Using the material that follows, identify and copy each line with the string "density".

Dataset entries on figures
▼▼▼
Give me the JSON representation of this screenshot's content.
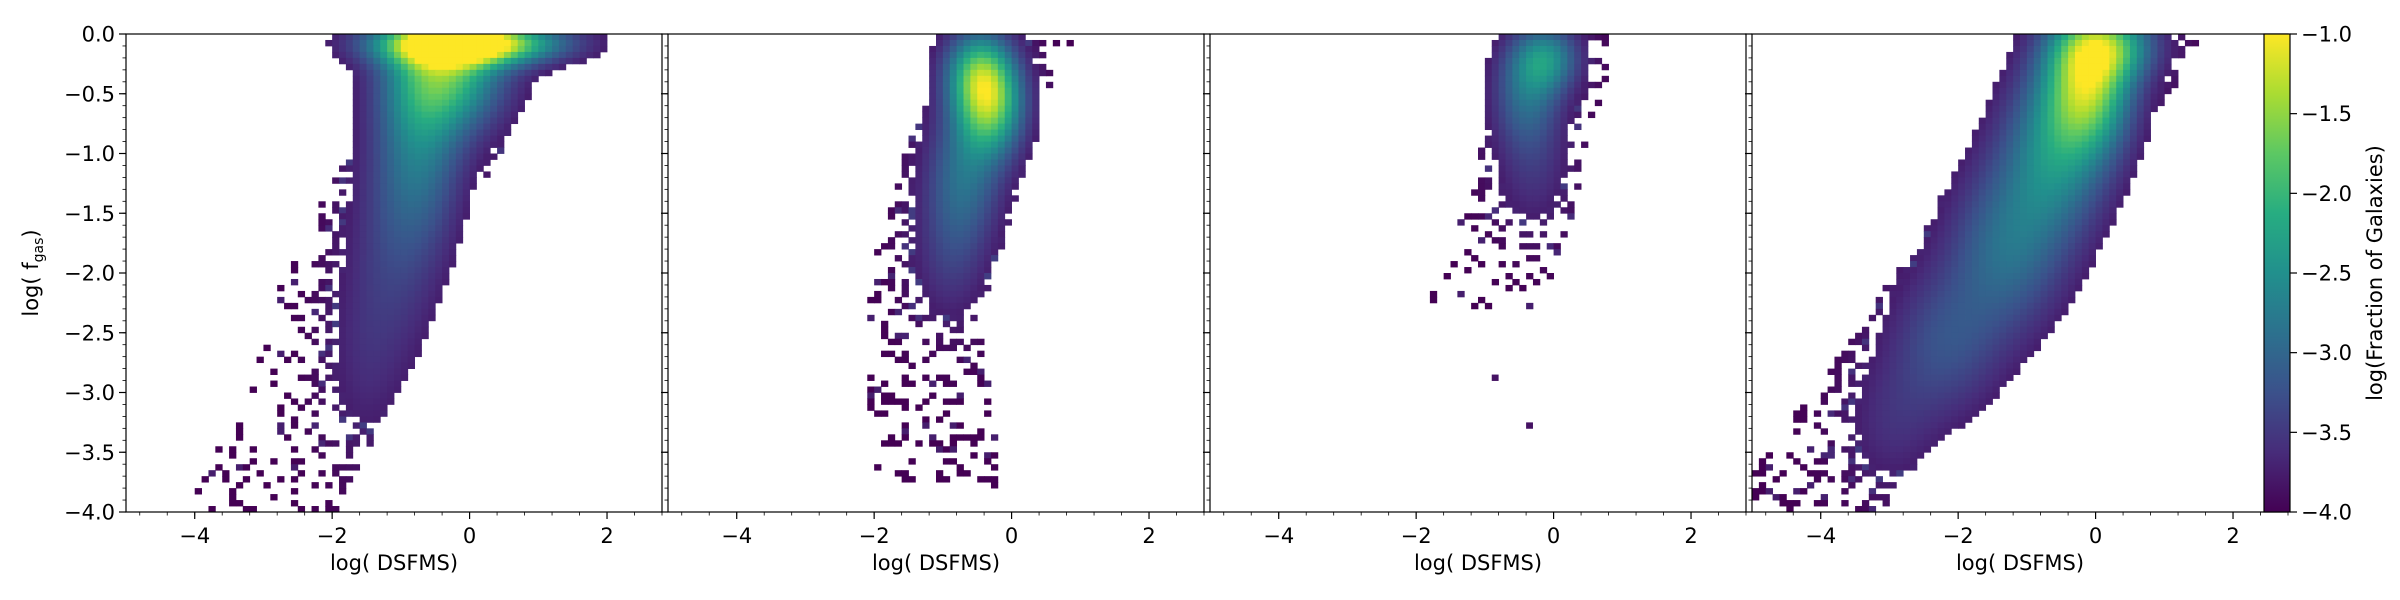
{
  "chart_data": {
    "type": "heatmap",
    "shared_y_axis": {
      "label_prefix": "log( f",
      "label_subscript": "gas",
      "label_suffix": ")",
      "ylim": [
        -4.0,
        0.0
      ],
      "ticks": [
        0.0,
        -0.5,
        -1.0,
        -1.5,
        -2.0,
        -2.5,
        -3.0,
        -3.5,
        -4.0
      ],
      "tick_labels": [
        "0.0",
        "−0.5",
        "−1.0",
        "−1.5",
        "−2.0",
        "−2.5",
        "−3.0",
        "−3.5",
        "−4.0"
      ]
    },
    "x_axis": {
      "label": "log( DSFMS)",
      "xlim": [
        -5.0,
        2.8
      ],
      "ticks": [
        -4,
        -2,
        0,
        2
      ],
      "tick_labels": [
        "−4",
        "−2",
        "0",
        "2"
      ]
    },
    "colorbar": {
      "label": "log(Fraction of Galaxies)",
      "colormap": "viridis",
      "range": [
        -4.0,
        -1.0
      ],
      "ticks": [
        -1.0,
        -1.5,
        -2.0,
        -2.5,
        -3.0,
        -3.5,
        -4.0
      ],
      "tick_labels": [
        "−1.0",
        "−1.5",
        "−2.0",
        "−2.5",
        "−3.0",
        "−3.5",
        "−4.0"
      ]
    },
    "panels": [
      {
        "name": "panel-1",
        "blobs": [
          {
            "cx": 0.0,
            "cy": -0.08,
            "sx": 0.9,
            "sy": 0.12,
            "amp": 3.0
          },
          {
            "cx": -0.3,
            "cy": -0.3,
            "sx": 0.6,
            "sy": 0.35,
            "amp": 1.9
          },
          {
            "cx": -0.7,
            "cy": -0.9,
            "sx": 0.45,
            "sy": 0.6,
            "amp": 1.0
          },
          {
            "cx": -1.1,
            "cy": -1.8,
            "sx": 0.5,
            "sy": 0.8,
            "amp": 0.5
          },
          {
            "cx": -1.6,
            "cy": -2.8,
            "sx": 0.4,
            "sy": 0.6,
            "amp": 0.25
          }
        ],
        "ridge": [
          [
            0.0,
            0.95
          ],
          [
            -1.0,
            0.0
          ],
          [
            -2.0,
            -1.0
          ],
          [
            -3.0,
            -1.5
          ],
          [
            -4.0,
            -2.4
          ]
        ],
        "ridge_halfwidth": 1.1,
        "density": 0.55
      },
      {
        "name": "panel-2",
        "blobs": [
          {
            "cx": -0.3,
            "cy": -0.6,
            "sx": 0.35,
            "sy": 0.3,
            "amp": 2.0
          },
          {
            "cx": -0.5,
            "cy": -0.3,
            "sx": 0.35,
            "sy": 0.25,
            "amp": 1.5
          },
          {
            "cx": -0.7,
            "cy": -1.2,
            "sx": 0.4,
            "sy": 0.4,
            "amp": 1.0
          },
          {
            "cx": -0.9,
            "cy": -1.9,
            "sx": 0.4,
            "sy": 0.4,
            "amp": 0.45
          }
        ],
        "ridge": [
          [
            0.0,
            0.6
          ],
          [
            -1.0,
            -0.1
          ],
          [
            -2.0,
            -0.6
          ],
          [
            -3.0,
            -0.7
          ],
          [
            -3.8,
            -0.5
          ]
        ],
        "ridge_halfwidth": 0.9,
        "density": 0.6
      },
      {
        "name": "panel-3",
        "blobs": [
          {
            "cx": -0.1,
            "cy": -0.2,
            "sx": 0.35,
            "sy": 0.2,
            "amp": 1.3
          },
          {
            "cx": -0.4,
            "cy": -0.5,
            "sx": 0.35,
            "sy": 0.3,
            "amp": 0.9
          },
          {
            "cx": -0.3,
            "cy": -1.1,
            "sx": 0.4,
            "sy": 0.4,
            "amp": 0.45
          }
        ],
        "ridge": [
          [
            0.0,
            0.6
          ],
          [
            -1.0,
            0.2
          ],
          [
            -2.0,
            -0.3
          ],
          [
            -2.3,
            -0.7
          ]
        ],
        "ridge_halfwidth": 0.8,
        "density": 0.55,
        "outliers": [
          [
            -0.9,
            -2.85
          ],
          [
            -0.4,
            -3.25
          ]
        ]
      },
      {
        "name": "panel-4",
        "blobs": [
          {
            "cx": -0.1,
            "cy": -0.4,
            "sx": 0.45,
            "sy": 0.4,
            "amp": 2.3
          },
          {
            "cx": 0.2,
            "cy": -0.1,
            "sx": 0.5,
            "sy": 0.2,
            "amp": 1.4
          },
          {
            "cx": -0.6,
            "cy": -1.0,
            "sx": 0.55,
            "sy": 0.5,
            "amp": 1.3
          },
          {
            "cx": -1.3,
            "cy": -1.8,
            "sx": 0.6,
            "sy": 0.5,
            "amp": 1.0
          },
          {
            "cx": -2.2,
            "cy": -2.6,
            "sx": 0.6,
            "sy": 0.45,
            "amp": 0.7
          },
          {
            "cx": -3.0,
            "cy": -3.3,
            "sx": 0.5,
            "sy": 0.4,
            "amp": 0.35
          }
        ],
        "ridge": [
          [
            0.0,
            1.2
          ],
          [
            -1.0,
            0.0
          ],
          [
            -2.0,
            -1.0
          ],
          [
            -3.0,
            -2.2
          ],
          [
            -4.0,
            -3.6
          ]
        ],
        "ridge_halfwidth": 1.2,
        "density": 0.7
      }
    ]
  }
}
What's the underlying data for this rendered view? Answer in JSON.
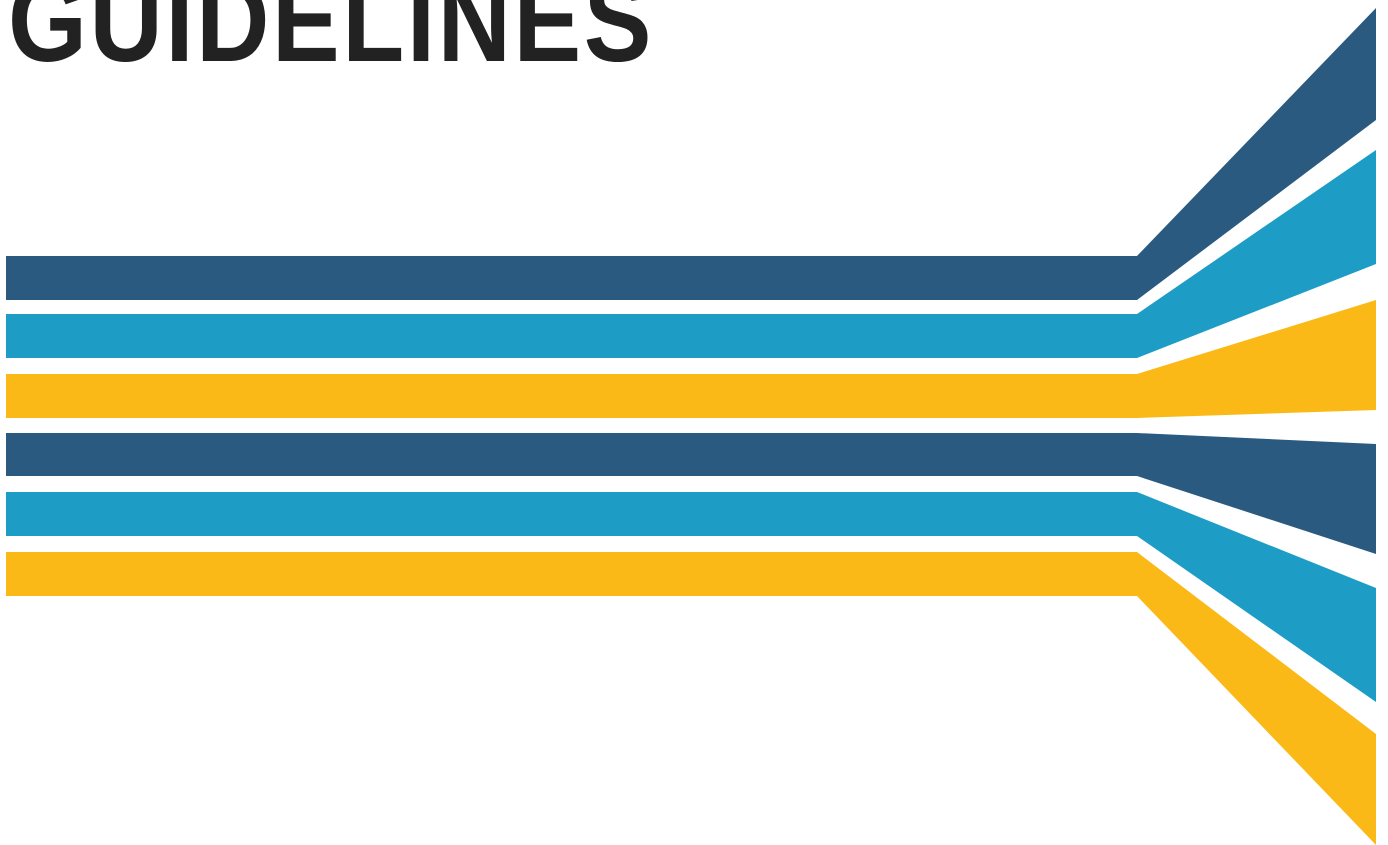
{
  "document": {
    "title": "GUIDELINES"
  },
  "artwork": {
    "name": "fanning-stripes-graphic",
    "colors": {
      "navy": "#2a5a80",
      "teal": "#1d9cc6",
      "gold": "#fbb917"
    },
    "stripes": [
      {
        "name": "stripe-navy-1",
        "color": "navy"
      },
      {
        "name": "stripe-teal-1",
        "color": "teal"
      },
      {
        "name": "stripe-gold-1",
        "color": "gold"
      },
      {
        "name": "stripe-navy-2",
        "color": "navy"
      },
      {
        "name": "stripe-teal-2",
        "color": "teal"
      },
      {
        "name": "stripe-gold-2",
        "color": "gold"
      }
    ]
  }
}
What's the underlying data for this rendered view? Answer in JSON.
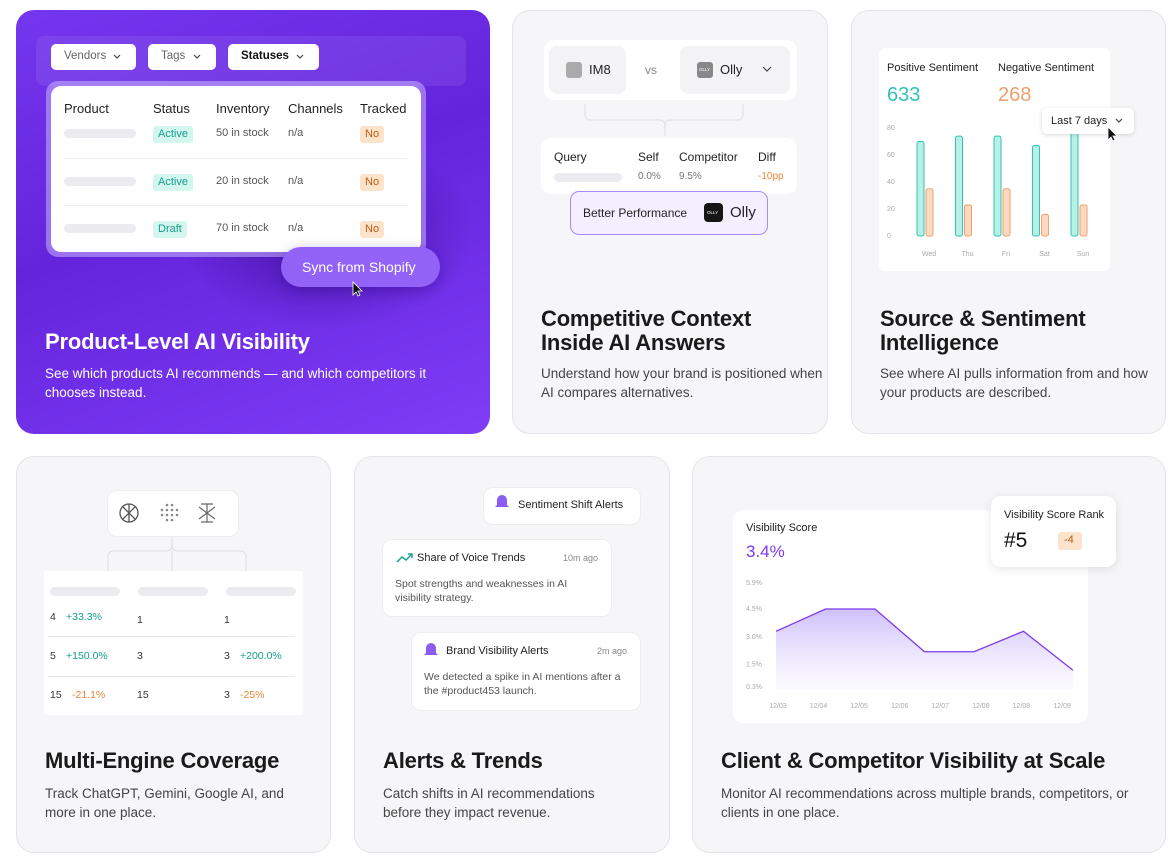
▲▲▲
- _SOLUTION FOR THIS PROBLEM_
        "density": 0.55
        "density": 0.6
        "density": 0.55,
        "density": 0.7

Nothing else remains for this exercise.